Exercise inputs:
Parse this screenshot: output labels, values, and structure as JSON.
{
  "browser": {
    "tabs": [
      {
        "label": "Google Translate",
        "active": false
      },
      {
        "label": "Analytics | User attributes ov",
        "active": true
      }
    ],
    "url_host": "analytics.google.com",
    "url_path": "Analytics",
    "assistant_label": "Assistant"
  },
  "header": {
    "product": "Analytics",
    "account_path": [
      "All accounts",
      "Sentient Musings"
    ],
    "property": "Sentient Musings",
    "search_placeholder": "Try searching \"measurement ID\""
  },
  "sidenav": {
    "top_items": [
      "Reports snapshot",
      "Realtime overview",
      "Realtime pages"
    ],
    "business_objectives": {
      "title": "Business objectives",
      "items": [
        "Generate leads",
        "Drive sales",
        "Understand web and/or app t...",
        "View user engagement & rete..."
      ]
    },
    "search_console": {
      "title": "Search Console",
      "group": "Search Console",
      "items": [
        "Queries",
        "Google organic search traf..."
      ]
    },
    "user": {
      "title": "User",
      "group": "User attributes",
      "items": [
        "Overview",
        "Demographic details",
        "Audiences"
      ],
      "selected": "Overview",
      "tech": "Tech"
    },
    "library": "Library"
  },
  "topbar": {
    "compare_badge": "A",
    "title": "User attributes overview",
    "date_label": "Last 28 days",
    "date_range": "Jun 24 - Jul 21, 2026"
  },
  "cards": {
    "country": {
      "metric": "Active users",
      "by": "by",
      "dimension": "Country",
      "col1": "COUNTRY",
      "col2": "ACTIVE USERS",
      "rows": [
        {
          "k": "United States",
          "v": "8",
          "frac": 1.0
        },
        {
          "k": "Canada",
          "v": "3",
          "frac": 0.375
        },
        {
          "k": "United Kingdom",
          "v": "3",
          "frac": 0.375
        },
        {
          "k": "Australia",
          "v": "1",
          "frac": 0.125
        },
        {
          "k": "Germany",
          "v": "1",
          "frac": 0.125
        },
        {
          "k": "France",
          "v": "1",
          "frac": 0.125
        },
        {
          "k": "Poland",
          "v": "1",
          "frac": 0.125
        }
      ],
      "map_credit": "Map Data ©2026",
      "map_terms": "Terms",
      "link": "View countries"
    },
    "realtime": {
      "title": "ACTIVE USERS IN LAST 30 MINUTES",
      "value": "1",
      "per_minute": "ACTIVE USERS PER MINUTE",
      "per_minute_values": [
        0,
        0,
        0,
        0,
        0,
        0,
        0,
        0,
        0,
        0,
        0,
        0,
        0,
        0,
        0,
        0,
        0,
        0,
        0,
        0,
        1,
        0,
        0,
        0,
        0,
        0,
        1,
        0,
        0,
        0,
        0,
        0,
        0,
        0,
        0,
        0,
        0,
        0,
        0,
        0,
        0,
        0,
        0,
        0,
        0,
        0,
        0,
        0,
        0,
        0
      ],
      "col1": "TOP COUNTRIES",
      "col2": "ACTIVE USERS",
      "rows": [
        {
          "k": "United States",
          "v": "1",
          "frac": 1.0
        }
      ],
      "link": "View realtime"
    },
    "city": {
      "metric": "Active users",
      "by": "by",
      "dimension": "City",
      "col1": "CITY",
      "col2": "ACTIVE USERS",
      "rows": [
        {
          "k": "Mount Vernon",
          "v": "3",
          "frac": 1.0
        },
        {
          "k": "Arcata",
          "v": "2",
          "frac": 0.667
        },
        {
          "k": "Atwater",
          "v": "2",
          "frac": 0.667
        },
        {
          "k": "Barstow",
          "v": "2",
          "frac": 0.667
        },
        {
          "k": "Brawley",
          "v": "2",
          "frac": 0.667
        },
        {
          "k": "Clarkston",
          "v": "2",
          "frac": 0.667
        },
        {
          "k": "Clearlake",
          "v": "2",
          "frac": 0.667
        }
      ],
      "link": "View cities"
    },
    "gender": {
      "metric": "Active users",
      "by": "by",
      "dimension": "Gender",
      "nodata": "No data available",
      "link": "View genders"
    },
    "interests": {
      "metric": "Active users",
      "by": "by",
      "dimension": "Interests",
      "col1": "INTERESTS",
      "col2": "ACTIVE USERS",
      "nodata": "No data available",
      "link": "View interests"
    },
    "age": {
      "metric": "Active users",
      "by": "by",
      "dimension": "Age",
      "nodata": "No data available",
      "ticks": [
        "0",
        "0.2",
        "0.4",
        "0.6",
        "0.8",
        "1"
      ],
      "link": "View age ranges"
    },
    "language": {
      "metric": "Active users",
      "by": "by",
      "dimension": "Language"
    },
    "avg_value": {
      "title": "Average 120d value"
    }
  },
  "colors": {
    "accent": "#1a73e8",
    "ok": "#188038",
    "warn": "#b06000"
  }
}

To be done:
Every record should be repeated exactly; please leave none out.

Result:
Parse this screenshot: output labels, values, and structure as JSON.
{
  "browser": {
    "tabs": [
      {
        "label": "Google Translate",
        "active": false
      },
      {
        "label": "Analytics | User attributes ov",
        "active": true
      }
    ],
    "url_host": "analytics.google.com",
    "url_path": "Analytics",
    "assistant_label": "Assistant"
  },
  "header": {
    "product": "Analytics",
    "account_path": [
      "All accounts",
      "Sentient Musings"
    ],
    "property": "Sentient Musings",
    "search_placeholder": "Try searching \"measurement ID\""
  },
  "sidenav": {
    "top_items": [
      "Reports snapshot",
      "Realtime overview",
      "Realtime pages"
    ],
    "business_objectives": {
      "title": "Business objectives",
      "items": [
        "Generate leads",
        "Drive sales",
        "Understand web and/or app t...",
        "View user engagement & rete..."
      ]
    },
    "search_console": {
      "title": "Search Console",
      "group": "Search Console",
      "items": [
        "Queries",
        "Google organic search traf..."
      ]
    },
    "user": {
      "title": "User",
      "group": "User attributes",
      "items": [
        "Overview",
        "Demographic details",
        "Audiences"
      ],
      "selected": "Overview",
      "tech": "Tech"
    },
    "library": "Library"
  },
  "topbar": {
    "compare_badge": "A",
    "title": "User attributes overview",
    "date_label": "Last 28 days",
    "date_range": "Jun 24 - Jul 21, 2026"
  },
  "cards": {
    "country": {
      "metric": "Active users",
      "by": "by",
      "dimension": "Country",
      "col1": "COUNTRY",
      "col2": "ACTIVE USERS",
      "rows": [
        {
          "k": "United States",
          "v": "8",
          "frac": 1.0
        },
        {
          "k": "Canada",
          "v": "3",
          "frac": 0.375
        },
        {
          "k": "United Kingdom",
          "v": "3",
          "frac": 0.375
        },
        {
          "k": "Australia",
          "v": "1",
          "frac": 0.125
        },
        {
          "k": "Germany",
          "v": "1",
          "frac": 0.125
        },
        {
          "k": "France",
          "v": "1",
          "frac": 0.125
        },
        {
          "k": "Poland",
          "v": "1",
          "frac": 0.125
        }
      ],
      "map_credit": "Map Data ©2026",
      "map_terms": "Terms",
      "link": "View countries"
    },
    "realtime": {
      "title": "ACTIVE USERS IN LAST 30 MINUTES",
      "value": "1",
      "per_minute": "ACTIVE USERS PER MINUTE",
      "per_minute_values": [
        0,
        0,
        0,
        0,
        0,
        0,
        0,
        0,
        0,
        0,
        0,
        0,
        0,
        0,
        0,
        0,
        0,
        0,
        0,
        0,
        1,
        0,
        0,
        0,
        0,
        0,
        1,
        0,
        0,
        0,
        0,
        0,
        0,
        0,
        0,
        0,
        0,
        0,
        0,
        0,
        0,
        0,
        0,
        0,
        0,
        0,
        0,
        0,
        0,
        0
      ],
      "col1": "TOP COUNTRIES",
      "col2": "ACTIVE USERS",
      "rows": [
        {
          "k": "United States",
          "v": "1",
          "frac": 1.0
        }
      ],
      "link": "View realtime"
    },
    "city": {
      "metric": "Active users",
      "by": "by",
      "dimension": "City",
      "col1": "CITY",
      "col2": "ACTIVE USERS",
      "rows": [
        {
          "k": "Mount Vernon",
          "v": "3",
          "frac": 1.0
        },
        {
          "k": "Arcata",
          "v": "2",
          "frac": 0.667
        },
        {
          "k": "Atwater",
          "v": "2",
          "frac": 0.667
        },
        {
          "k": "Barstow",
          "v": "2",
          "frac": 0.667
        },
        {
          "k": "Brawley",
          "v": "2",
          "frac": 0.667
        },
        {
          "k": "Clarkston",
          "v": "2",
          "frac": 0.667
        },
        {
          "k": "Clearlake",
          "v": "2",
          "frac": 0.667
        }
      ],
      "link": "View cities"
    },
    "gender": {
      "metric": "Active users",
      "by": "by",
      "dimension": "Gender",
      "nodata": "No data available",
      "link": "View genders"
    },
    "interests": {
      "metric": "Active users",
      "by": "by",
      "dimension": "Interests",
      "col1": "INTERESTS",
      "col2": "ACTIVE USERS",
      "nodata": "No data available",
      "link": "View interests"
    },
    "age": {
      "metric": "Active users",
      "by": "by",
      "dimension": "Age",
      "nodata": "No data available",
      "ticks": [
        "0",
        "0.2",
        "0.4",
        "0.6",
        "0.8",
        "1"
      ],
      "link": "View age ranges"
    },
    "language": {
      "metric": "Active users",
      "by": "by",
      "dimension": "Language"
    },
    "avg_value": {
      "title": "Average 120d value"
    }
  },
  "colors": {
    "accent": "#1a73e8",
    "ok": "#188038",
    "warn": "#b06000"
  }
}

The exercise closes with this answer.